▶ Written exercise: From the listing below, extract every line containing "phone".

— start Data in this exercise —

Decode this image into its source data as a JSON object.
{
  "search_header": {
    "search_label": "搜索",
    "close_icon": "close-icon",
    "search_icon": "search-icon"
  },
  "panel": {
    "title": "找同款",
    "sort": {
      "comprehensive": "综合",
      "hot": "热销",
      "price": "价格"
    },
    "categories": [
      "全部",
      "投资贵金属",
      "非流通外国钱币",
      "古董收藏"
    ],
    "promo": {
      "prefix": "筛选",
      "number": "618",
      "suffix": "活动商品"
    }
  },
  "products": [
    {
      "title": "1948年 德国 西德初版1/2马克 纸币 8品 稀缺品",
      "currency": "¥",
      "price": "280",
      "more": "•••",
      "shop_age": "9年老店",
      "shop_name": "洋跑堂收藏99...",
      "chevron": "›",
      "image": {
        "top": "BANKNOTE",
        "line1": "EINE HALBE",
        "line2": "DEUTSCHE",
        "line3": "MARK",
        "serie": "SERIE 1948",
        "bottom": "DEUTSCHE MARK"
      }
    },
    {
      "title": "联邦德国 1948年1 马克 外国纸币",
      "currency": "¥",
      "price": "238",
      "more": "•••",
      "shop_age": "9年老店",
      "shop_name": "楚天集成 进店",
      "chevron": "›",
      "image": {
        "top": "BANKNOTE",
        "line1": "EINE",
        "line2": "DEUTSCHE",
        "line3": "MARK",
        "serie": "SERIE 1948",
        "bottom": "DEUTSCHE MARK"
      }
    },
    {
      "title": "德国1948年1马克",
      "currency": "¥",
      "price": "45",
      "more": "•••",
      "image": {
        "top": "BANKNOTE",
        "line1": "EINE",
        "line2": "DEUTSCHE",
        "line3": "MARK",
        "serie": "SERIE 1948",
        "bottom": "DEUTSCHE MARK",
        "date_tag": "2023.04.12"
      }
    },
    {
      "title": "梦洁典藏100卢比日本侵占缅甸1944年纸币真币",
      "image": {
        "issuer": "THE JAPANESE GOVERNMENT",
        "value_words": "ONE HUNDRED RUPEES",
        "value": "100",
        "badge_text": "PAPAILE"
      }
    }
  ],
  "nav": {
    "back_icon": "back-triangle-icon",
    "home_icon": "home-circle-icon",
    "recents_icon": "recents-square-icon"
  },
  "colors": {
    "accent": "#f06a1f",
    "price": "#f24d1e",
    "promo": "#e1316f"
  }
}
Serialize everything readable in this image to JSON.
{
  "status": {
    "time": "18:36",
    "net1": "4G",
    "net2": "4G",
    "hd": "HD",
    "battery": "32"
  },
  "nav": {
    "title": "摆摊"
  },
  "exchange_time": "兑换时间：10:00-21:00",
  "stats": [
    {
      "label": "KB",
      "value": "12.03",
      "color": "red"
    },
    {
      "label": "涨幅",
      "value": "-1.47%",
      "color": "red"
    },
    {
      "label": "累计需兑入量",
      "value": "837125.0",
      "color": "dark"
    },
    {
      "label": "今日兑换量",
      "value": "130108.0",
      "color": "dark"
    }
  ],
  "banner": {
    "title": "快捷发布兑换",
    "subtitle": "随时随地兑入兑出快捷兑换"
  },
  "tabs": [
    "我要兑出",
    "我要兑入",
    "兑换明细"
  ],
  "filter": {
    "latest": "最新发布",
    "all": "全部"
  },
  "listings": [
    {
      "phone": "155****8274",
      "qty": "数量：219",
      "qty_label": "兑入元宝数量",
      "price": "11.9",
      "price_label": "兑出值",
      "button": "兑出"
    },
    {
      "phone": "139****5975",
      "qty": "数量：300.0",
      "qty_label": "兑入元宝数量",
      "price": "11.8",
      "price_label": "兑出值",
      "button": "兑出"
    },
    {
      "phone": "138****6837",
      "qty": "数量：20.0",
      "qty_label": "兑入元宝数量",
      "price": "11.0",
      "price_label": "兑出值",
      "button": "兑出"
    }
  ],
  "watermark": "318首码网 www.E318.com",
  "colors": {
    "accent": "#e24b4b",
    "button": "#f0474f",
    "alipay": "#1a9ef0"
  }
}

— end Data in this exercise —

▶ Answer to the problem:
      "phone": "155****8274",
      "phone": "139****5975",
      "phone": "138****6837",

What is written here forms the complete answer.